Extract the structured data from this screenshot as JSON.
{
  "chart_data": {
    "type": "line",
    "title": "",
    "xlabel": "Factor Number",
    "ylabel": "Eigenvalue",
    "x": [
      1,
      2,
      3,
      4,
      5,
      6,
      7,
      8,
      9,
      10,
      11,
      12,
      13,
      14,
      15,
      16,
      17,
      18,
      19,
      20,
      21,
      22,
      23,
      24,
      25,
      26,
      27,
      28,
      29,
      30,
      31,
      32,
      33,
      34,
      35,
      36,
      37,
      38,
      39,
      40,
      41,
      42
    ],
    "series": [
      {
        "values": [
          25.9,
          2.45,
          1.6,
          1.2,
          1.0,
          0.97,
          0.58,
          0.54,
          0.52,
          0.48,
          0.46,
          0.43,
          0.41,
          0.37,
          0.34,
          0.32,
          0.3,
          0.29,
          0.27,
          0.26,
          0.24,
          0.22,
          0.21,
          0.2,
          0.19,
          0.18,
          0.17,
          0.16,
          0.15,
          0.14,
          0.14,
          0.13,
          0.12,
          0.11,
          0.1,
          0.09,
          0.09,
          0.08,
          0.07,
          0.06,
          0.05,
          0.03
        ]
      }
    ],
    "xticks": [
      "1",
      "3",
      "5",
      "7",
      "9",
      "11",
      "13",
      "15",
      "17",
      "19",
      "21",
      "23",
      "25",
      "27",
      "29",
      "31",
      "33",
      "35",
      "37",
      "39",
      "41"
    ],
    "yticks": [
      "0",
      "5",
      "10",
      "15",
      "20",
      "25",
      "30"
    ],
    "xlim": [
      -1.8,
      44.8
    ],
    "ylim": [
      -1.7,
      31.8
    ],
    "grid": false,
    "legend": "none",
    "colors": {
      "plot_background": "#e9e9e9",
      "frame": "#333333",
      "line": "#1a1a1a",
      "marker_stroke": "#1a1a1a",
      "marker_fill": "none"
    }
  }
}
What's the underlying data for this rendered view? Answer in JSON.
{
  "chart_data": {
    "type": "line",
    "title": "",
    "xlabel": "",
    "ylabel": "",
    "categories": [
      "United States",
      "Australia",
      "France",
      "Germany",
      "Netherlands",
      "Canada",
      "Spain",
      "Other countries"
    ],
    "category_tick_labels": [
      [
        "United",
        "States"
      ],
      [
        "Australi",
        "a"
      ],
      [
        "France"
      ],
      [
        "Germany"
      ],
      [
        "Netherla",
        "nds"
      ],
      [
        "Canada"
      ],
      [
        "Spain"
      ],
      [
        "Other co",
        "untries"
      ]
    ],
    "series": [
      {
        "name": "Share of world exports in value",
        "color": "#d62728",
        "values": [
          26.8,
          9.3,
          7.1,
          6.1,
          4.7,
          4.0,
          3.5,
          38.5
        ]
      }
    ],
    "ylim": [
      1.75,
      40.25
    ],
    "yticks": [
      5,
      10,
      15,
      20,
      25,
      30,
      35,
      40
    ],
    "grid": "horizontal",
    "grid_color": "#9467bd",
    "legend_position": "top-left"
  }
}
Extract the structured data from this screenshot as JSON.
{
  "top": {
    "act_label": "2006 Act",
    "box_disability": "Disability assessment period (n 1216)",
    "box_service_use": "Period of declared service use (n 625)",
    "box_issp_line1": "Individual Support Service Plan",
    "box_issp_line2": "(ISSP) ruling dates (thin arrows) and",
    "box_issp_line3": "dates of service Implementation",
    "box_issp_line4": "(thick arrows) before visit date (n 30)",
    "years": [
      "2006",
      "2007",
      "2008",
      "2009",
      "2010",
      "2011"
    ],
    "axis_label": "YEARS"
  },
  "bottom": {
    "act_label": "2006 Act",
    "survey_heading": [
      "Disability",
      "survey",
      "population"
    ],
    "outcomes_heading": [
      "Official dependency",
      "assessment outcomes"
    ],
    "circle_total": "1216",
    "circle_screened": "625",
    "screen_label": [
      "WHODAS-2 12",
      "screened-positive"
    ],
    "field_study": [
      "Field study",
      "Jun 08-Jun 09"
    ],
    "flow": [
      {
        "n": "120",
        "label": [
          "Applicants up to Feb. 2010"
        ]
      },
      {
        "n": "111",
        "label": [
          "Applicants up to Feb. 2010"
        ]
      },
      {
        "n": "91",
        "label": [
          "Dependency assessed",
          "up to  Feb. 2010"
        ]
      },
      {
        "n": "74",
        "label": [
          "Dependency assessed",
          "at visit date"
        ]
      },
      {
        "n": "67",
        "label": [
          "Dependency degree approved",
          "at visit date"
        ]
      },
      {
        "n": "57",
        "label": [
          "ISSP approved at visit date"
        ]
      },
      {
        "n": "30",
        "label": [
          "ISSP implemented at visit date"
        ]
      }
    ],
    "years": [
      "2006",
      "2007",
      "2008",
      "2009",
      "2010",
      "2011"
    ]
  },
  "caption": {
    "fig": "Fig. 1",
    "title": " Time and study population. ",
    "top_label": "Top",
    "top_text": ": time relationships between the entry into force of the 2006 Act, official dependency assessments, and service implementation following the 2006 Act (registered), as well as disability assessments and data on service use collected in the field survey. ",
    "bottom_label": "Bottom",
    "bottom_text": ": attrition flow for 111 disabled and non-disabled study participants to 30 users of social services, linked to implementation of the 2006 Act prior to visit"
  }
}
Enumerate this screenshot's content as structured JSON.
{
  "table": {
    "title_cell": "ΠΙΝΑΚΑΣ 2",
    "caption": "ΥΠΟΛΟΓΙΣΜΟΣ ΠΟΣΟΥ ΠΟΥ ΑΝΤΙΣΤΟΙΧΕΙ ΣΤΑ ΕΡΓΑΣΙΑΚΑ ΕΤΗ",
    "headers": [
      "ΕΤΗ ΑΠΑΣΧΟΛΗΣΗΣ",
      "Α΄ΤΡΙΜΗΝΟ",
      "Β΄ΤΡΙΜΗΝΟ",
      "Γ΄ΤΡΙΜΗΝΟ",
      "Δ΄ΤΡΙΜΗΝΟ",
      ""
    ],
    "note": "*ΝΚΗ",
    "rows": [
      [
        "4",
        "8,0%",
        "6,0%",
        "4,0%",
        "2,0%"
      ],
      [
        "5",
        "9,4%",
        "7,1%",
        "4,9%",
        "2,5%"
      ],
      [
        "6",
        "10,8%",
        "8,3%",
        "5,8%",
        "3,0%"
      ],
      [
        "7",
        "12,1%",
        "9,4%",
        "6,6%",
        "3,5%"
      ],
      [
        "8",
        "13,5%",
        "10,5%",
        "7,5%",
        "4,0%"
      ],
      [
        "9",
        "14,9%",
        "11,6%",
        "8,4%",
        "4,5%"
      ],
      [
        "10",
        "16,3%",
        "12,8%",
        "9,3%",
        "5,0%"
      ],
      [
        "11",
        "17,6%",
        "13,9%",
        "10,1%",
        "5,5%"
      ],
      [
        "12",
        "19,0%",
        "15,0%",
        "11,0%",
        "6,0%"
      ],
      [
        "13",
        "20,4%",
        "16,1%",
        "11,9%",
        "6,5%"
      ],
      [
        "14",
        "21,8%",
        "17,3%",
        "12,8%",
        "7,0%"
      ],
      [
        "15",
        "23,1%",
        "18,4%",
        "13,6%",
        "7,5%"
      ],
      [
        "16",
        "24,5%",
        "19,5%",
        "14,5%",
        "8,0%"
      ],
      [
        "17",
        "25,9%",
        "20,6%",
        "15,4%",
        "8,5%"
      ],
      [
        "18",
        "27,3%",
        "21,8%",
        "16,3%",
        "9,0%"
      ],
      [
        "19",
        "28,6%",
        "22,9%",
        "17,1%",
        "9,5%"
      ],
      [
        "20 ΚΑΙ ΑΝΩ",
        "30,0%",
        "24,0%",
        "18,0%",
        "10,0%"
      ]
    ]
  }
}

# What you are asked to do
In the entries above, find lines with "caption" and copy each.

# Task response
  "caption": {
    "caption": "ΥΠΟΛΟΓΙΣΜΟΣ ΠΟΣΟΥ ΠΟΥ ΑΝΤΙΣΤΟΙΧΕΙ ΣΤΑ ΕΡΓΑΣΙΑΚΑ ΕΤΗ",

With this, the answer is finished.